> _Your instructions_: Copy the records verbatim, beginning with the line containing "947, 377, 964]" and ending with the line containing "intro-text: The following", both included.

> _Data for this task_:
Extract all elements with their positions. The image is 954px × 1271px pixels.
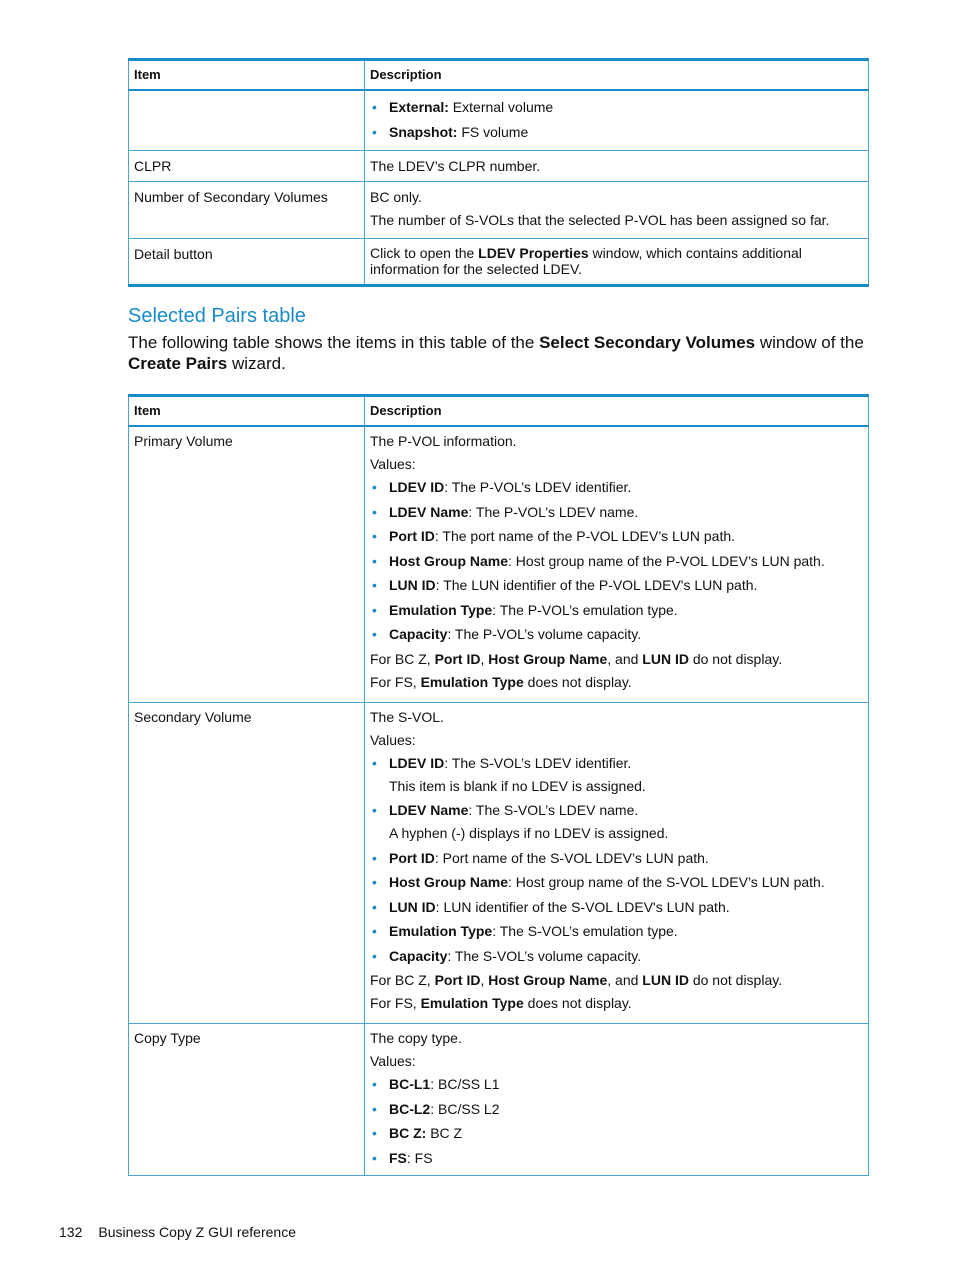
bullet-icon: •	[372, 947, 377, 964]
list-item	[370, 1123, 863, 1143]
window-name: LDEV Properties	[478, 245, 589, 261]
description-line: The copy type.	[370, 1030, 462, 1046]
note-term: Host Group Name	[488, 972, 608, 988]
term: Host Group Name	[389, 552, 509, 569]
bullet-icon: •	[372, 874, 377, 890]
table-header-row	[129, 396, 869, 427]
term-description: : The port name of the P-VOL LDEV’s LUN path.	[434, 528, 736, 544]
description-cell	[365, 426, 869, 702]
item-cell: Secondary Volume	[129, 702, 365, 1024]
term: FS	[389, 1149, 407, 1166]
intro-text: The following table shows the items in this table of the	[128, 333, 540, 352]
bullet-icon: •	[372, 626, 377, 642]
term-description: : Host group name of the S-VOL LDEV’s LUN path.	[508, 874, 825, 890]
list-item	[370, 1148, 863, 1168]
table-header-row	[129, 60, 869, 91]
wizard-name: Create Pairs	[128, 354, 228, 373]
term-description: : The P-VOL’s LDEV name.	[468, 503, 639, 520]
table-row	[129, 239, 869, 286]
note-line	[370, 970, 863, 990]
list-item	[370, 848, 863, 868]
term-description: : Port name of the S-VOL LDEV’s LUN path.	[434, 849, 709, 866]
note-term: Emulation Type	[420, 995, 524, 1011]
term: Capacity	[389, 947, 448, 964]
note-line	[370, 672, 863, 692]
description-cell	[365, 182, 869, 239]
description-line: Values:	[370, 731, 416, 748]
term: BC-L2	[389, 1100, 431, 1117]
term: Port ID	[389, 528, 435, 544]
bullet-icon: •	[372, 923, 377, 939]
note-text: , and	[607, 650, 643, 667]
description-cell	[365, 90, 869, 151]
term-note: A hyphen (-) displays if no LDEV is assigned.	[389, 825, 669, 841]
note-text: For BC Z,	[370, 650, 435, 667]
description-cell	[365, 239, 869, 286]
item-cell: Copy Type	[129, 1024, 365, 1176]
bullet-icon: •	[372, 479, 377, 495]
window-name: Select Secondary Volumes	[539, 333, 756, 352]
bullet-icon: •	[372, 754, 377, 771]
item-cell: CLPR	[129, 151, 365, 182]
term-description: : Host group name of the P-VOL LDEV’s LUN path.	[508, 552, 825, 569]
term-description: : The LUN identifier of the P-VOL LDEV's LUN path.	[435, 577, 758, 593]
term: BC-L1	[389, 1076, 431, 1092]
bullet-list	[370, 1074, 863, 1168]
table-row	[129, 151, 869, 182]
list-item	[370, 921, 863, 941]
term: Host Group Name	[389, 874, 509, 890]
note-term: LUN ID	[642, 972, 689, 988]
description-cell: The LDEV’s CLPR number.	[365, 151, 869, 182]
list-item	[370, 575, 863, 595]
selected-pairs-table	[128, 394, 869, 1176]
term-description: : BC/SS L1	[430, 1076, 500, 1092]
bullet-icon: •	[372, 577, 377, 593]
item-cell: Number of Secondary Volumes	[129, 182, 365, 239]
term-description: : FS	[406, 1149, 433, 1166]
list-item	[370, 526, 863, 546]
bullet-icon: •	[372, 99, 377, 115]
list-item	[370, 753, 863, 796]
column-header-description: Description	[365, 60, 869, 91]
list-item	[370, 97, 863, 117]
bullet-icon: •	[372, 898, 377, 915]
items-table-continued	[128, 58, 869, 287]
bullet-list	[370, 477, 863, 644]
note-text: does not display.	[523, 673, 632, 690]
bullet-list	[370, 97, 863, 142]
note-text: , and	[607, 972, 643, 988]
note-term: Emulation Type	[420, 673, 524, 690]
term-description: : The S-VOL’s emulation type.	[492, 923, 678, 939]
page-footer	[59, 1222, 296, 1242]
table-row	[129, 90, 869, 151]
term: BC Z:	[389, 1125, 427, 1141]
term: LUN ID	[389, 898, 436, 915]
list-item	[370, 502, 863, 522]
intro-text: wizard.	[227, 354, 286, 373]
note-term: Port ID	[434, 650, 481, 667]
page-number: 132	[59, 1224, 83, 1240]
bullet-icon: •	[372, 1100, 377, 1117]
description-line: The P-VOL information.	[370, 433, 517, 449]
description-line: The S-VOL.	[370, 708, 444, 725]
bullet-list	[370, 753, 863, 966]
term-description: : The S-VOL’s LDEV identifier.	[444, 754, 632, 771]
term: Emulation Type	[389, 601, 493, 618]
note-text: ,	[480, 650, 489, 667]
bullet-icon: •	[372, 528, 377, 544]
item-cell: Primary Volume	[129, 426, 365, 702]
term-description: FS volume	[457, 123, 529, 140]
term: LDEV ID	[389, 479, 445, 495]
item-cell: Detail button	[129, 239, 365, 286]
term-note: This item is blank if no LDEV is assigned.	[389, 777, 646, 794]
item-cell	[129, 90, 365, 151]
term: External:	[389, 99, 449, 115]
bullet-icon: •	[372, 552, 377, 569]
note-text: For BC Z,	[370, 972, 435, 988]
description-cell	[365, 1024, 869, 1176]
term-description: : LUN identifier of the S-VOL LDEV's LUN path.	[435, 898, 730, 915]
list-item	[370, 897, 863, 917]
note-text: ,	[480, 972, 489, 988]
term: Snapshot:	[389, 123, 458, 140]
column-header-item: Item	[129, 60, 365, 91]
term-description: : BC/SS L2	[430, 1100, 500, 1117]
bullet-icon: •	[372, 1125, 377, 1141]
term-description: BC Z	[426, 1125, 463, 1141]
chapter-title: Business Copy Z GUI reference	[98, 1224, 296, 1240]
table-row-copy-type	[129, 1024, 869, 1176]
column-header-description: Description	[365, 396, 869, 427]
term-description: : The P-VOL’s LDEV identifier.	[444, 479, 632, 495]
description-line: Values:	[370, 1053, 416, 1069]
bullet-icon: •	[372, 1149, 377, 1166]
note-term: LUN ID	[642, 650, 689, 667]
note-term: Host Group Name	[488, 650, 608, 667]
term: LUN ID	[389, 577, 436, 593]
note-text: does not display.	[523, 995, 632, 1011]
list-item	[370, 1099, 863, 1119]
list-item	[370, 800, 863, 843]
note-text: do not display.	[688, 650, 783, 667]
list-item	[370, 122, 863, 142]
note-text: do not display.	[688, 972, 783, 988]
note-line	[370, 993, 863, 1013]
description-cell	[365, 702, 869, 1024]
term: Emulation Type	[389, 923, 493, 939]
bullet-icon: •	[372, 802, 377, 818]
table-row	[129, 182, 869, 239]
term-description: : The S-VOL’s volume capacity.	[447, 947, 642, 964]
section-title: Selected Pairs table	[128, 305, 306, 327]
column-header-item: Item	[129, 396, 365, 427]
note-line	[370, 649, 863, 669]
list-item	[370, 946, 863, 966]
term: Capacity	[389, 626, 448, 642]
note-term: Port ID	[434, 972, 481, 988]
list-item	[370, 477, 863, 497]
list-item	[370, 600, 863, 620]
note-text: For FS,	[370, 995, 421, 1011]
bullet-icon: •	[372, 123, 377, 140]
description-line: BC only.	[370, 189, 422, 205]
bullet-icon: •	[372, 849, 377, 866]
description-line: The number of S-VOLs that the selected P-VOL has been assigned so far.	[370, 212, 830, 228]
description-text: Click to open the	[370, 245, 479, 261]
section-intro	[128, 332, 868, 374]
term: LDEV ID	[389, 754, 445, 771]
term-description: : The P-VOL’s volume capacity.	[447, 626, 642, 642]
term: LDEV Name	[389, 503, 469, 520]
term-description: : The P-VOL’s emulation type.	[492, 601, 678, 618]
bullet-icon: •	[372, 601, 377, 618]
bullet-icon: •	[372, 1076, 377, 1092]
bullet-icon: •	[372, 503, 377, 520]
intro-text: window of the	[755, 333, 864, 352]
note-text: For FS,	[370, 673, 421, 690]
description-text: window, which contains additional information for the selected LDEV.	[370, 245, 802, 277]
table-row-secondary-volume	[129, 702, 869, 1024]
list-item	[370, 872, 863, 892]
term: Port ID	[389, 849, 435, 866]
term-description: External volume	[448, 99, 554, 115]
description-line: Values:	[370, 456, 416, 472]
table-row-primary-volume	[129, 426, 869, 702]
term: LDEV Name	[389, 802, 469, 818]
term-description: : The S-VOL’s LDEV name.	[468, 802, 639, 818]
list-item	[370, 1074, 863, 1094]
list-item	[370, 624, 863, 644]
list-item	[370, 551, 863, 571]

> _Exercise answer_:
bullet-icon: •	[372, 947, 377, 964]
list-item	[370, 1123, 863, 1143]
window-name: LDEV Properties	[478, 245, 589, 261]
description-line: The copy type.	[370, 1030, 462, 1046]
note-term: Host Group Name	[488, 972, 608, 988]
term: Host Group Name	[389, 552, 509, 569]
bullet-icon: •	[372, 874, 377, 890]
table-header-row	[129, 396, 869, 427]
term-description: : The port name of the P-VOL LDEV’s LUN path.	[434, 528, 736, 544]
description-cell	[365, 426, 869, 702]
item-cell: Secondary Volume	[129, 702, 365, 1024]
term: FS	[389, 1149, 407, 1166]
intro-text: The following table shows the items in this table of the	[128, 333, 540, 352]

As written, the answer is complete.